(TASK DETAILS):
Using the passage on massive lava outflows below, answer these questions:
1. How long ago did the Deccan Traps occur?
2. About how much material did the 79AD Vesuvian eruption send out?
3. When did the Triassic–Jurassic extinction event take place?

There have been a number of unusual events on the lines of the third photo recently suggesting something may be going on.
The Deccan traps (66 million years ago) was only one of a
number of massive outflowing’s of lava in the past. That had an estimated
200,000 square miles of about 1 mile deep, so also 200,000 cubic miles. The
Siberian Traps (250 million years ago) was another that was 3 million square
miles to 1/3rd of a mile deep, so 1 million cubic miles. Compare it to the 79AD
Vesuvian eruption that sent out about 1 cubic mile, Mt. St. Helens, less than a
cubic mile, or the fast flow Kilauea, they are a couple of orders of scale
For assessing the level of combustion, look at a coal fire,
multiply it by the number of people currently on the planet, then multiply it
by 7,500 years worth, the Deccan Traps was hotter, Siberian traps 5 times as
much as that.
Both were at the time of extinctions, Dinosaurs appearing
shortly after the Siberian Traps and disappearing shortly after the Deccan
traps, a coincidence? Though they didn’t really take off until the
Triassic–Jurassic extinction event about 200 million years ago.

(Data entries):
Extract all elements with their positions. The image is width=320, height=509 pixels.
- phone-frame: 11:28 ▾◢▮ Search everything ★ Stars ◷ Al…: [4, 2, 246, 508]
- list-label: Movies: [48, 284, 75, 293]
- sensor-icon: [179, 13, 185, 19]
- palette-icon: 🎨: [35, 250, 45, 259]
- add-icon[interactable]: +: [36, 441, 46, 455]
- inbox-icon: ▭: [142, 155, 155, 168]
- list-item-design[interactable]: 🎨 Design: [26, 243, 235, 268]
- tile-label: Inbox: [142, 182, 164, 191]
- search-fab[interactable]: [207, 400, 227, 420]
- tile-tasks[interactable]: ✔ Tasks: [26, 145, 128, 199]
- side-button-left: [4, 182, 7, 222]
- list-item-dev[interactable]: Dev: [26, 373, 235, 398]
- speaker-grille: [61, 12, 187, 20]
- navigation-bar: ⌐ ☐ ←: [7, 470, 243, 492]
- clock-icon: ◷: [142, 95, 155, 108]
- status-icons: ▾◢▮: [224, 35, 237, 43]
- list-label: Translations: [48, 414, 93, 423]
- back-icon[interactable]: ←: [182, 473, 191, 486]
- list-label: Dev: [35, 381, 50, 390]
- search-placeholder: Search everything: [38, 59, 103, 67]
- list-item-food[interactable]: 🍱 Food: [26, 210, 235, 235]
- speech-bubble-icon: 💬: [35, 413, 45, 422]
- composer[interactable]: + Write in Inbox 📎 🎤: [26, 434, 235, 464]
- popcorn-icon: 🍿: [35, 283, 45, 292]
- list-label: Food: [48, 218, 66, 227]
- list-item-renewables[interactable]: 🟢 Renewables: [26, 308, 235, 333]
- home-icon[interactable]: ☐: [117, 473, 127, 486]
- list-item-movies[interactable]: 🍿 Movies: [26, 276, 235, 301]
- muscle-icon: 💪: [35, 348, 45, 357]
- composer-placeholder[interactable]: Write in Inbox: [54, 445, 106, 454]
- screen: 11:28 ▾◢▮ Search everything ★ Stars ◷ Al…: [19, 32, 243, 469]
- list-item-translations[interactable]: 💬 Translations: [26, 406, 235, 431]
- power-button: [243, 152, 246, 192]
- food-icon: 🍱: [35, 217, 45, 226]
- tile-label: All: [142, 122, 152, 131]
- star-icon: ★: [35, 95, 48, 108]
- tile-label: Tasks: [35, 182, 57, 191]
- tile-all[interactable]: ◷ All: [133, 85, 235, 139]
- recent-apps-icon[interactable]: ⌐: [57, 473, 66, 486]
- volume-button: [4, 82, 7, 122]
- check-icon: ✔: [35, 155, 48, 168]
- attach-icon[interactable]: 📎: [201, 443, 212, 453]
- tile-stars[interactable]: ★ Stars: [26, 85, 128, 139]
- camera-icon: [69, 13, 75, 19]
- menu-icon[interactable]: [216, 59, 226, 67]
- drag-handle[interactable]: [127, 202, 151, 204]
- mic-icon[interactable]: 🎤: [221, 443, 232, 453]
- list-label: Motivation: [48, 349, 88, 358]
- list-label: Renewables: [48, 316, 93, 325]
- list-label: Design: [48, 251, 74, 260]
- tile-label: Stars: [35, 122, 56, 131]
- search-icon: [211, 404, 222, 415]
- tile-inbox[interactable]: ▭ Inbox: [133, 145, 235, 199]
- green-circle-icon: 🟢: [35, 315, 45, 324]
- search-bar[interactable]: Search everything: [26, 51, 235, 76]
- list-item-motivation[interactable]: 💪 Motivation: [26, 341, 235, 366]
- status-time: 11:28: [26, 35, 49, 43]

(WRITTEN RESPONSE):
1. 66 million years ago.
2. About 1 cubic mile.
3. About 200 million years ago.